Stored dataset items
□ □ □
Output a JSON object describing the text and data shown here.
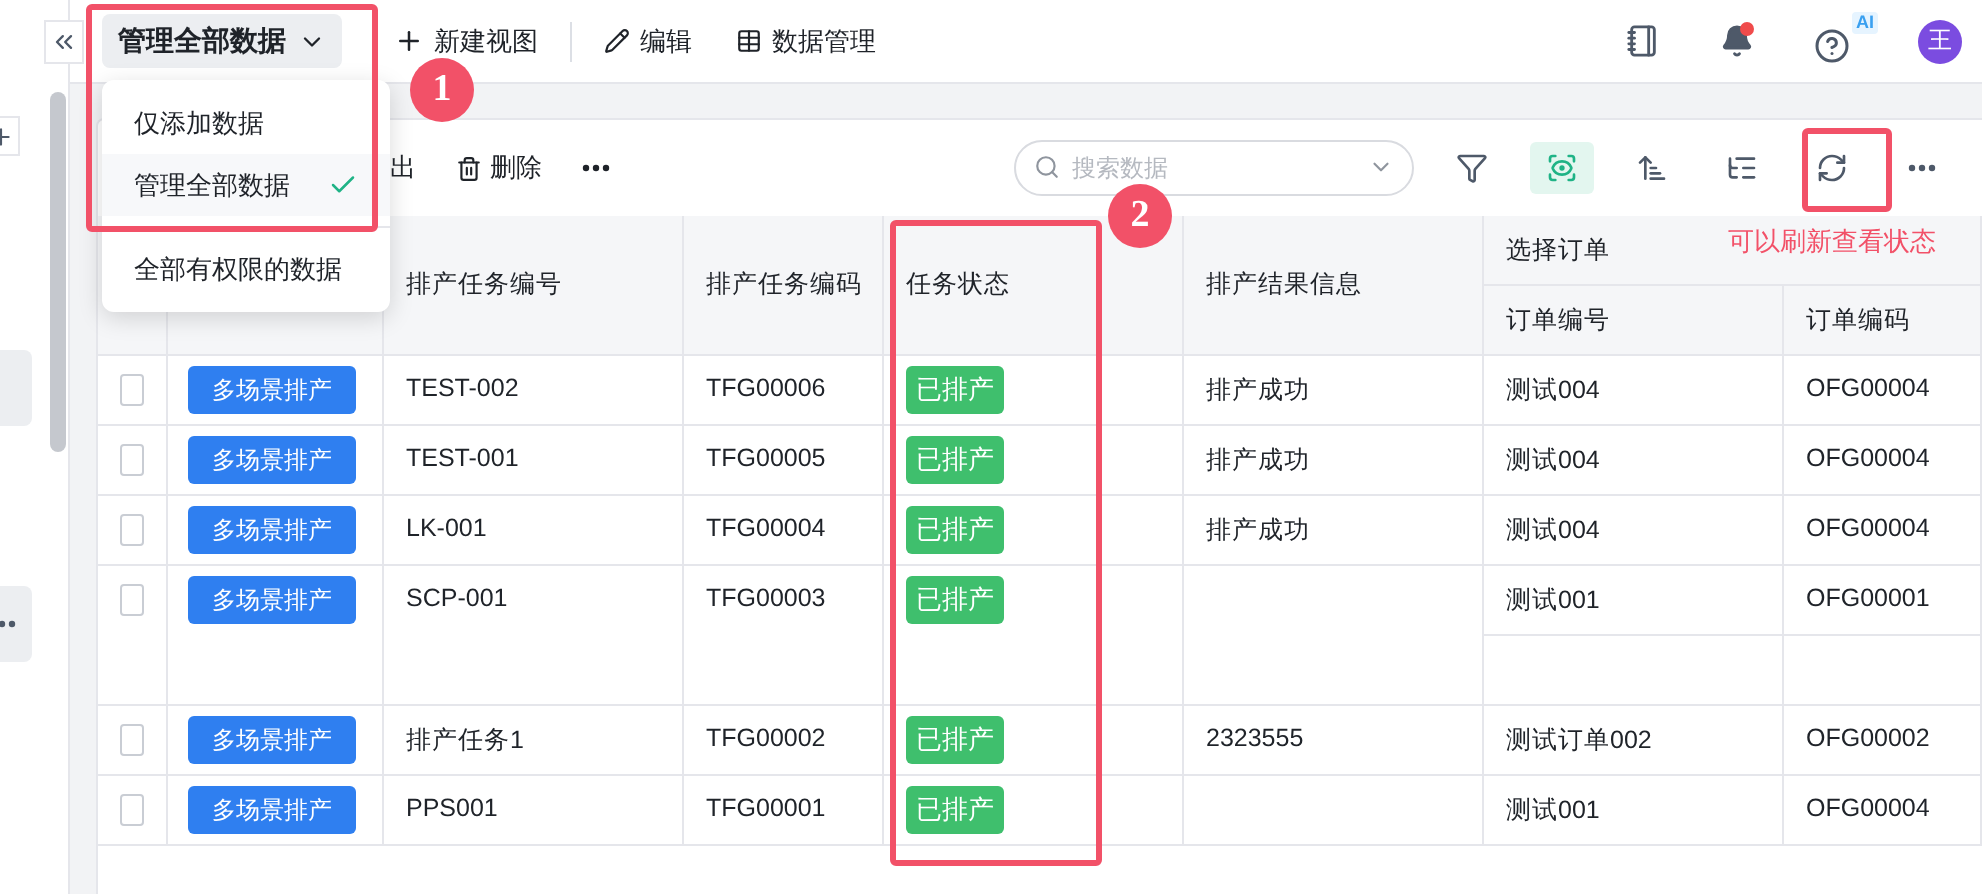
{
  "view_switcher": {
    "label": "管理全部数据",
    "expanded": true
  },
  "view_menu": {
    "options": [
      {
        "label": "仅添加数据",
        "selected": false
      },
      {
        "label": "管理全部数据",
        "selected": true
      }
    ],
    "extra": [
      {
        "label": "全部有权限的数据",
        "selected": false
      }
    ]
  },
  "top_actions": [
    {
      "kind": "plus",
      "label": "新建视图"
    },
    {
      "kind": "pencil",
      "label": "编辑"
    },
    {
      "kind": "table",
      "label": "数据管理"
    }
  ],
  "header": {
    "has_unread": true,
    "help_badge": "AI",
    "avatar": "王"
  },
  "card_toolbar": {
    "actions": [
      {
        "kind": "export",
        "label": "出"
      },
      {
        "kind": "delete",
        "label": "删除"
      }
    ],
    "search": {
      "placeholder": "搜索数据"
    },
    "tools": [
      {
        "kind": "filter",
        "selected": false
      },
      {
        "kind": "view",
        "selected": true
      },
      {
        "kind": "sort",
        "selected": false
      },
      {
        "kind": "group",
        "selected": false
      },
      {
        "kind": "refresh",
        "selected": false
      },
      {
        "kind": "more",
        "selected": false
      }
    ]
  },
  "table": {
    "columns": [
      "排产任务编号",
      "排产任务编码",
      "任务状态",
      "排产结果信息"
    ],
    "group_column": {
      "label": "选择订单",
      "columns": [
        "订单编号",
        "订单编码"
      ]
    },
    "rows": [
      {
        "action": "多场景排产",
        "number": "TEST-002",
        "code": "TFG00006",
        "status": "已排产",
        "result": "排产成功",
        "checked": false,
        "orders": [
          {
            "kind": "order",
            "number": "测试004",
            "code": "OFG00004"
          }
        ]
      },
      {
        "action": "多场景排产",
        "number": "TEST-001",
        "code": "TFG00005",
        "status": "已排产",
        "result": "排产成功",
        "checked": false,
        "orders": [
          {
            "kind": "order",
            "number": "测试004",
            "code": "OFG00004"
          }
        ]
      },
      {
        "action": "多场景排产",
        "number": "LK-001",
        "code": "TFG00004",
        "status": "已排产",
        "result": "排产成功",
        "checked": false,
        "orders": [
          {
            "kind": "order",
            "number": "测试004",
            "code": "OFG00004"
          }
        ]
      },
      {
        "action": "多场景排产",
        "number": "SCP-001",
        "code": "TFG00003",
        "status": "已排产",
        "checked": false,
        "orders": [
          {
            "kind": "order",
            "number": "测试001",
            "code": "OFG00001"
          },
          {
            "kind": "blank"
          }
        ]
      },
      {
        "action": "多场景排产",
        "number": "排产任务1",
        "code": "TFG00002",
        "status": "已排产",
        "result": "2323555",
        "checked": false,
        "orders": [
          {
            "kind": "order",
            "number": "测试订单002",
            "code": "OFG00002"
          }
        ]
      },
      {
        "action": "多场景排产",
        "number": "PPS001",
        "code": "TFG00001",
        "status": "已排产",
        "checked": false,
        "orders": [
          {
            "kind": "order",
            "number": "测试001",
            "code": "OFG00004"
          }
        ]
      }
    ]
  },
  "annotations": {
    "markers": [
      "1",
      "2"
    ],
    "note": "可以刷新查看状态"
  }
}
□ □ □
## WHAT THE EXERCISE ASKS
Reproduce the data above in full, exactly as it is, with the pictures left out.

## WORKED SOLUTION
Output a JSON object describing the text and data shown here.
{
  "view_switcher": {
    "label": "管理全部数据",
    "expanded": true
  },
  "view_menu": {
    "options": [
      {
        "label": "仅添加数据",
        "selected": false
      },
      {
        "label": "管理全部数据",
        "selected": true
      }
    ],
    "extra": [
      {
        "label": "全部有权限的数据",
        "selected": false
      }
    ]
  },
  "top_actions": [
    {
      "kind": "plus",
      "label": "新建视图"
    },
    {
      "kind": "pencil",
      "label": "编辑"
    },
    {
      "kind": "table",
      "label": "数据管理"
    }
  ],
  "header": {
    "has_unread": true,
    "help_badge": "AI",
    "avatar": "王"
  },
  "card_toolbar": {
    "actions": [
      {
        "kind": "export",
        "label": "出"
      },
      {
        "kind": "delete",
        "label": "删除"
      }
    ],
    "search": {
      "placeholder": "搜索数据"
    },
    "tools": [
      {
        "kind": "filter",
        "selected": false
      },
      {
        "kind": "view",
        "selected": true
      },
      {
        "kind": "sort",
        "selected": false
      },
      {
        "kind": "group",
        "selected": false
      },
      {
        "kind": "refresh",
        "selected": false
      },
      {
        "kind": "more",
        "selected": false
      }
    ]
  },
  "table": {
    "columns": [
      "排产任务编号",
      "排产任务编码",
      "任务状态",
      "排产结果信息"
    ],
    "group_column": {
      "label": "选择订单",
      "columns": [
        "订单编号",
        "订单编码"
      ]
    },
    "rows": [
      {
        "action": "多场景排产",
        "number": "TEST-002",
        "code": "TFG00006",
        "status": "已排产",
        "result": "排产成功",
        "checked": false,
        "orders": [
          {
            "kind": "order",
            "number": "测试004",
            "code": "OFG00004"
          }
        ]
      },
      {
        "action": "多场景排产",
        "number": "TEST-001",
        "code": "TFG00005",
        "status": "已排产",
        "result": "排产成功",
        "checked": false,
        "orders": [
          {
            "kind": "order",
            "number": "测试004",
            "code": "OFG00004"
          }
        ]
      },
      {
        "action": "多场景排产",
        "number": "LK-001",
        "code": "TFG00004",
        "status": "已排产",
        "result": "排产成功",
        "checked": false,
        "orders": [
          {
            "kind": "order",
            "number": "测试004",
            "code": "OFG00004"
          }
        ]
      },
      {
        "action": "多场景排产",
        "number": "SCP-001",
        "code": "TFG00003",
        "status": "已排产",
        "checked": false,
        "orders": [
          {
            "kind": "order",
            "number": "测试001",
            "code": "OFG00001"
          },
          {
            "kind": "blank"
          }
        ]
      },
      {
        "action": "多场景排产",
        "number": "排产任务1",
        "code": "TFG00002",
        "status": "已排产",
        "result": "2323555",
        "checked": false,
        "orders": [
          {
            "kind": "order",
            "number": "测试订单002",
            "code": "OFG00002"
          }
        ]
      },
      {
        "action": "多场景排产",
        "number": "PPS001",
        "code": "TFG00001",
        "status": "已排产",
        "checked": false,
        "orders": [
          {
            "kind": "order",
            "number": "测试001",
            "code": "OFG00004"
          }
        ]
      }
    ]
  },
  "annotations": {
    "markers": [
      "1",
      "2"
    ],
    "note": "可以刷新查看状态"
  }
}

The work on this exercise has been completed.